DIRECTION
Give only the number of lines in these records that contain the word "akcji".

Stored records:
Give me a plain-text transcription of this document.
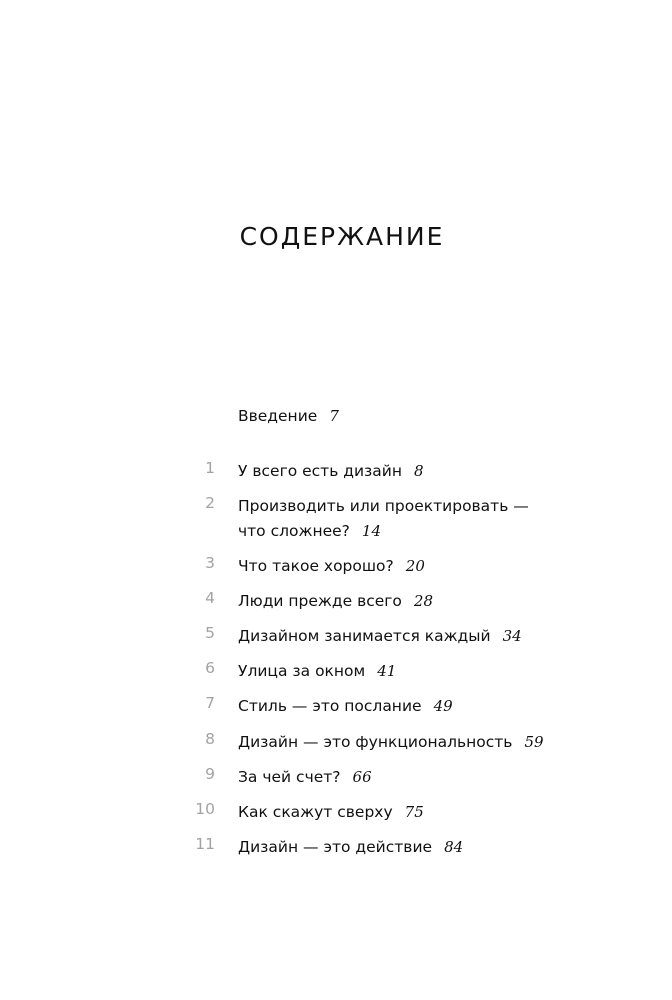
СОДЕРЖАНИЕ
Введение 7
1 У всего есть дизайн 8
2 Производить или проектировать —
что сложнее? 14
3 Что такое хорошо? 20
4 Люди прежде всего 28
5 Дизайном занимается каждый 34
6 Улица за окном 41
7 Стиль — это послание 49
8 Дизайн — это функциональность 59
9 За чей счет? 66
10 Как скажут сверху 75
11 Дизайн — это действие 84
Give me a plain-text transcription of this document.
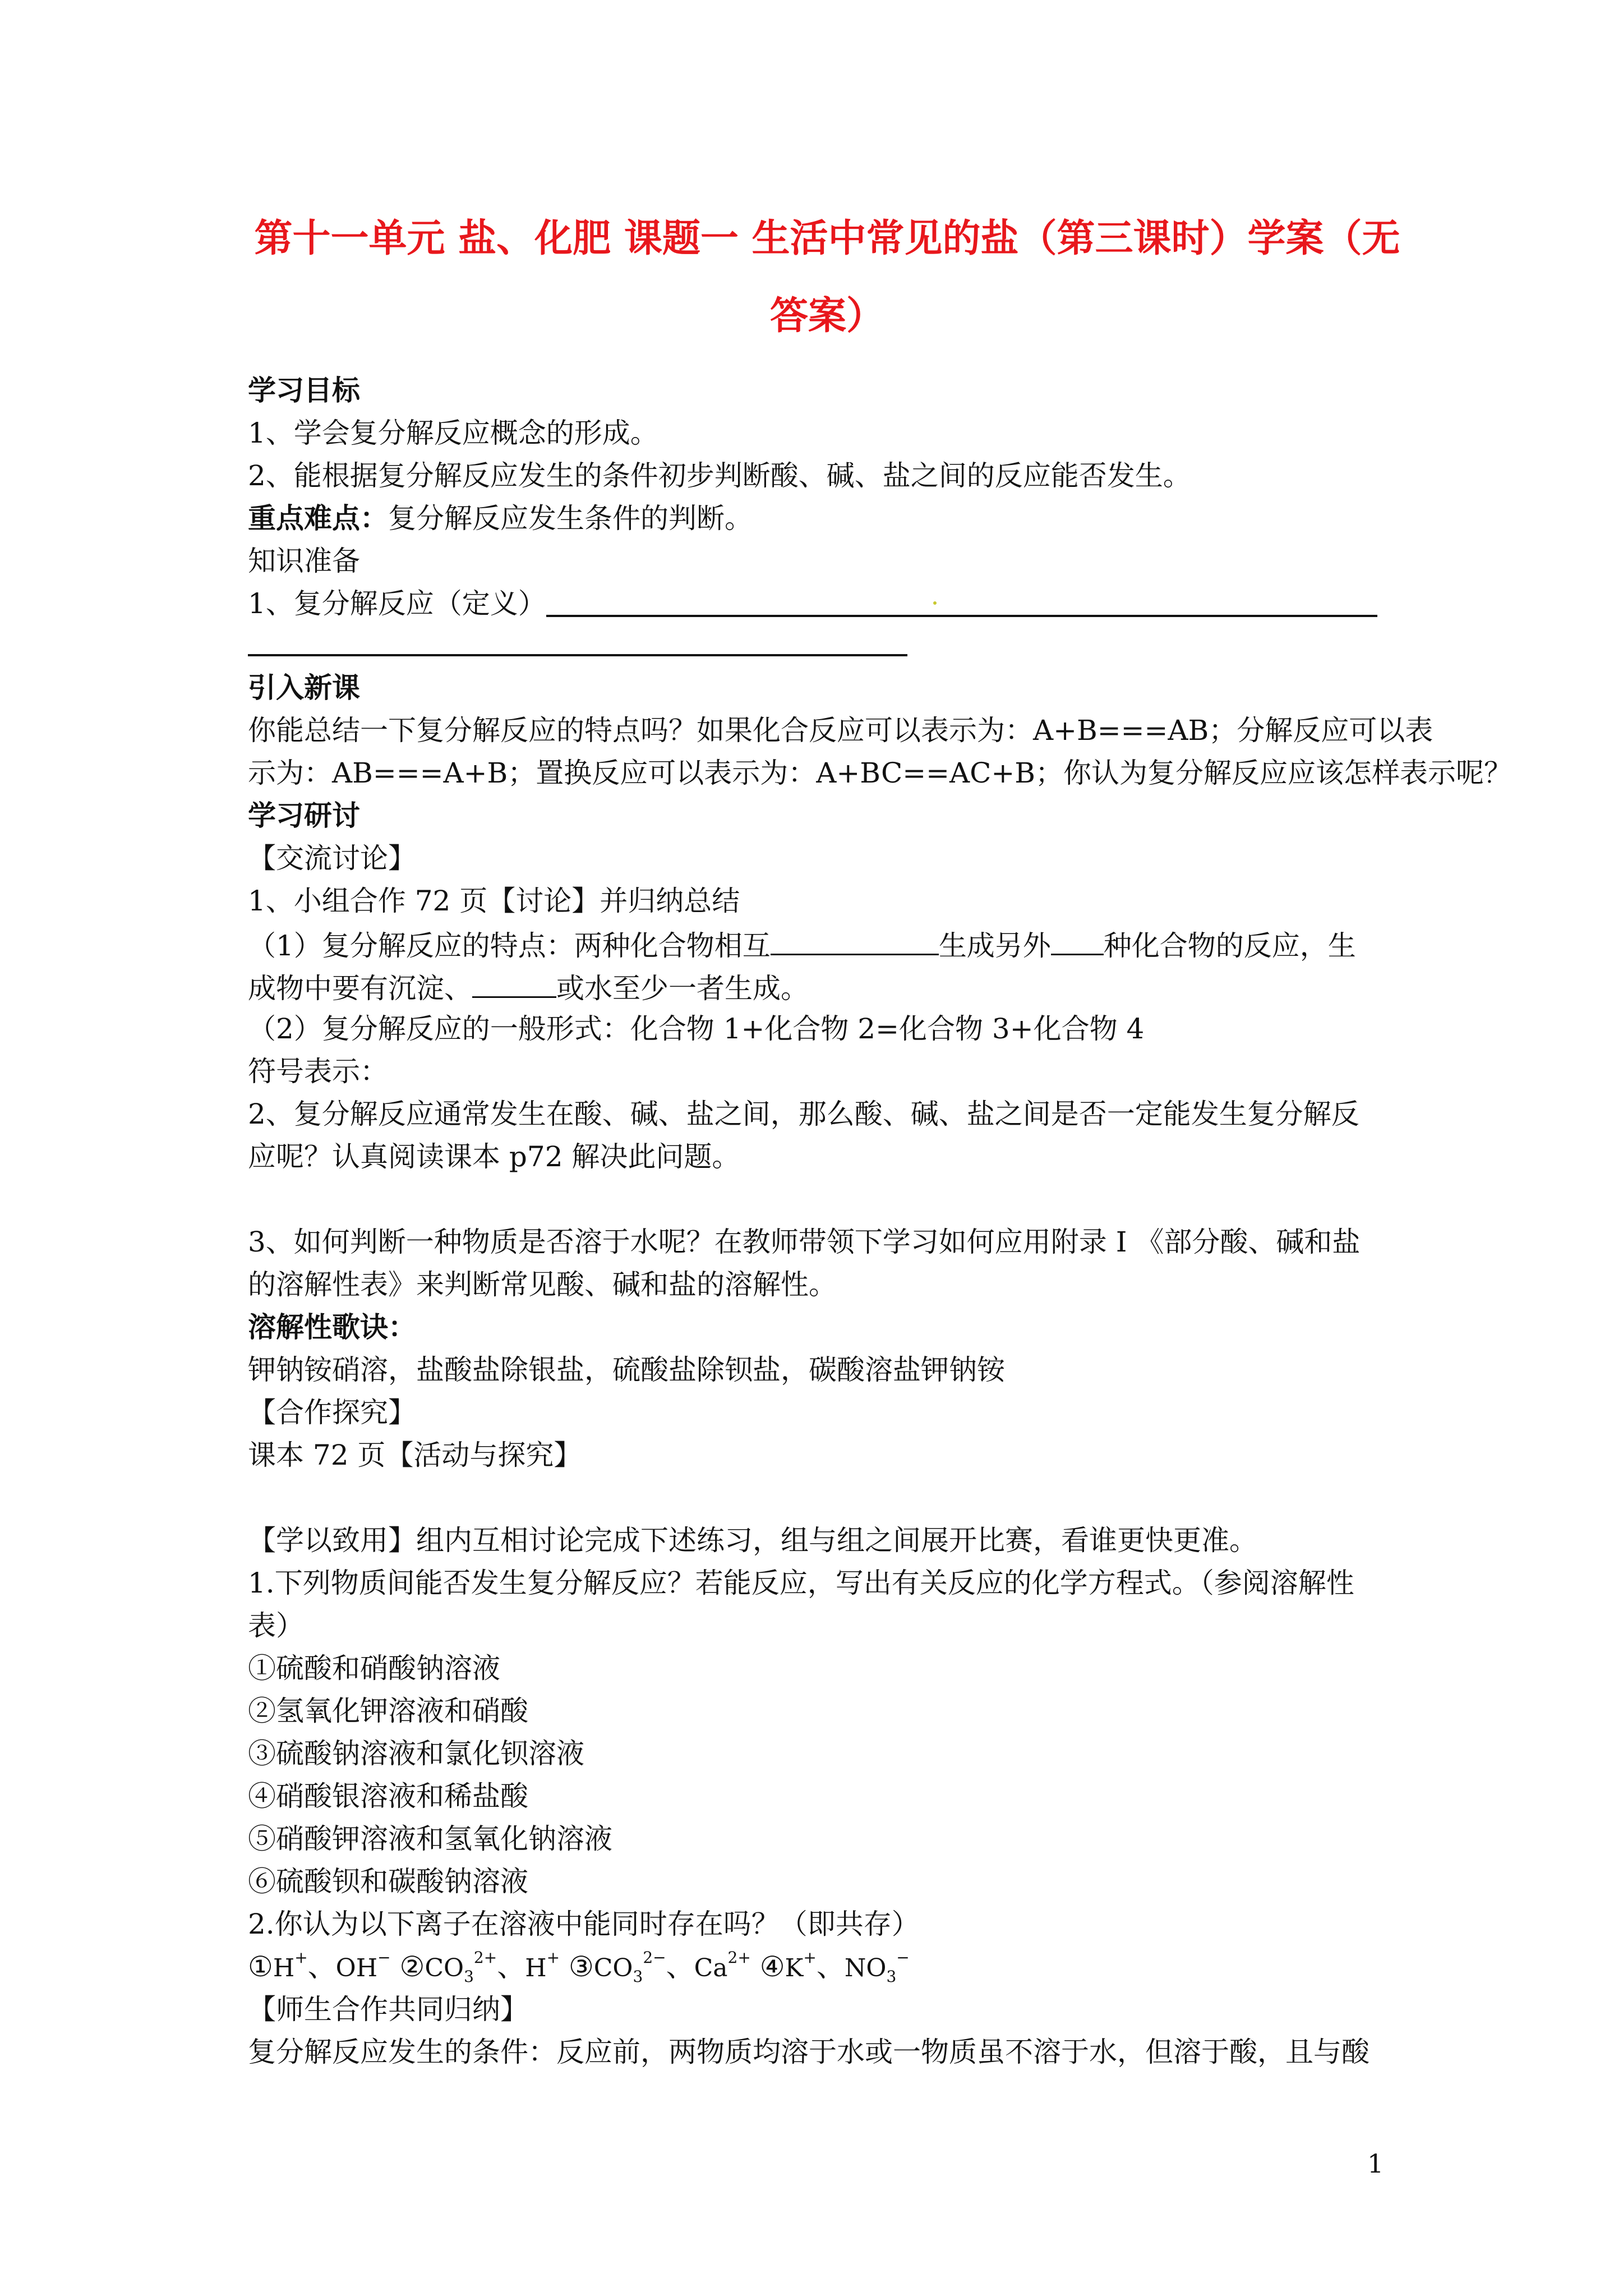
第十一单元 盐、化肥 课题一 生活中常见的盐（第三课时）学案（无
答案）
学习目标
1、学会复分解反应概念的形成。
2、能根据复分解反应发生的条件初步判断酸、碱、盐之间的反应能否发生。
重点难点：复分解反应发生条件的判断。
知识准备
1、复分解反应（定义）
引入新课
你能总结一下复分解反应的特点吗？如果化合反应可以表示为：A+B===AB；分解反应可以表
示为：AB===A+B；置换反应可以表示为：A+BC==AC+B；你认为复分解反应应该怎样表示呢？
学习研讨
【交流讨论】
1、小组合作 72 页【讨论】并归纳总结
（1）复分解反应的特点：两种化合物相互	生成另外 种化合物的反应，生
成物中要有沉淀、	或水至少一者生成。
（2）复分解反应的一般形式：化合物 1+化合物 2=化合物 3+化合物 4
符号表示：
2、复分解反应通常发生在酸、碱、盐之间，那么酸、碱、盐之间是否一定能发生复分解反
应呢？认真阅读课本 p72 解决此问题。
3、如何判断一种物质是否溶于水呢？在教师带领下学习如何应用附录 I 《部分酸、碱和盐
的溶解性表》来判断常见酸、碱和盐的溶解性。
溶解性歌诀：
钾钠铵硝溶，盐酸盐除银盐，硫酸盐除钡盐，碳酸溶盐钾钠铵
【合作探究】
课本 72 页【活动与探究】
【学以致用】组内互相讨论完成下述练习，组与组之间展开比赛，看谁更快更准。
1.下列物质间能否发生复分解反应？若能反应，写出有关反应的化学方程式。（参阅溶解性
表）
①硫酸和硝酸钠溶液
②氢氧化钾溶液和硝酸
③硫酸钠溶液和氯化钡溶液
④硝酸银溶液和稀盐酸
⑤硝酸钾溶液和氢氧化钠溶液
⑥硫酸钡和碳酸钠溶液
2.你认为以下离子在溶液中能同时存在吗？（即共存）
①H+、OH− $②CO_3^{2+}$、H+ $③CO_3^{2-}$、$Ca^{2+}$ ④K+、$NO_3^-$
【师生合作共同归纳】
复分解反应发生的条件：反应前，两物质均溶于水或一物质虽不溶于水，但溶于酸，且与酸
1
==
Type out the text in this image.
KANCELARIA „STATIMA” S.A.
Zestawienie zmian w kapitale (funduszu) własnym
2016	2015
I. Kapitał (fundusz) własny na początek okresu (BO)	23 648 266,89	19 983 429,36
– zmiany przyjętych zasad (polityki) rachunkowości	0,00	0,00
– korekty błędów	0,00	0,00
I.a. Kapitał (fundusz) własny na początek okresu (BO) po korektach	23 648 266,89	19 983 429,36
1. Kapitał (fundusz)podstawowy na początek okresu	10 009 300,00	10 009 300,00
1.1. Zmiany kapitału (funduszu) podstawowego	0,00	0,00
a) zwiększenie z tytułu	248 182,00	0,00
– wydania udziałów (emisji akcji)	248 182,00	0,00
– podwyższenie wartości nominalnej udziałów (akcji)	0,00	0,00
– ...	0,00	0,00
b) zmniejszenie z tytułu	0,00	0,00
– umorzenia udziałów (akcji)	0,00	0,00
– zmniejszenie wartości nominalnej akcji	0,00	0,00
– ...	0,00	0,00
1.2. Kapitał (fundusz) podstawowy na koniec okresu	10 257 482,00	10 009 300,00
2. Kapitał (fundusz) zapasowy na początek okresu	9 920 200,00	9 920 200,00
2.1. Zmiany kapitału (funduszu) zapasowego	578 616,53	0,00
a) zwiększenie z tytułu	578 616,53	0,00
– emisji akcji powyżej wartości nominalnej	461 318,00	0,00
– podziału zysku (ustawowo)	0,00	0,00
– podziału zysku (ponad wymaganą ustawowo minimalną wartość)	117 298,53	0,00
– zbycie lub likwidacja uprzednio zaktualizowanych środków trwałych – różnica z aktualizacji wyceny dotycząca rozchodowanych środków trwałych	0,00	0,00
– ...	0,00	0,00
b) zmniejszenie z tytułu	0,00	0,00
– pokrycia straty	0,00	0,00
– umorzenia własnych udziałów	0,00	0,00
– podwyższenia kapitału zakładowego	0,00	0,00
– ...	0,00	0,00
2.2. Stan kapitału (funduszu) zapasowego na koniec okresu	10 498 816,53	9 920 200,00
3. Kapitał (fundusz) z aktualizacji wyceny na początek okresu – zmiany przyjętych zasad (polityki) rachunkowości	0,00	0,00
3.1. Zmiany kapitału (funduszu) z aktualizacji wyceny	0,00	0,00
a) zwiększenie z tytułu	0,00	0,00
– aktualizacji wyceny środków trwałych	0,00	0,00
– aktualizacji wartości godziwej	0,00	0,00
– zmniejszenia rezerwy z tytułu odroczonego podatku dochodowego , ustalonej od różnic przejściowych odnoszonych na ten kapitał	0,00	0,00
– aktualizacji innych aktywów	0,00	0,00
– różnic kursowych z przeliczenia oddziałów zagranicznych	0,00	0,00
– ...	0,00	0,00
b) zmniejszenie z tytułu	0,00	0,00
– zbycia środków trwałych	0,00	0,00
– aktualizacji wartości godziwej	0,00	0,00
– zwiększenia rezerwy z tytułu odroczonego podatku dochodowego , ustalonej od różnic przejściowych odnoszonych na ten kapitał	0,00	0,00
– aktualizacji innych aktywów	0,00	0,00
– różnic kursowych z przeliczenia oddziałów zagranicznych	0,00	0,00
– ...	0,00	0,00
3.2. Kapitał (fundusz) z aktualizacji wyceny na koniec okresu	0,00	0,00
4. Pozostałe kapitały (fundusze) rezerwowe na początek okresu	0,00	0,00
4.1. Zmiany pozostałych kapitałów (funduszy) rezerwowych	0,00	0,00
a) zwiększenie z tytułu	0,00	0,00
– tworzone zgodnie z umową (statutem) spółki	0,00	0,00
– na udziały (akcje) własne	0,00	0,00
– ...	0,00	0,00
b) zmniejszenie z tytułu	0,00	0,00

TASK OUTPUT
5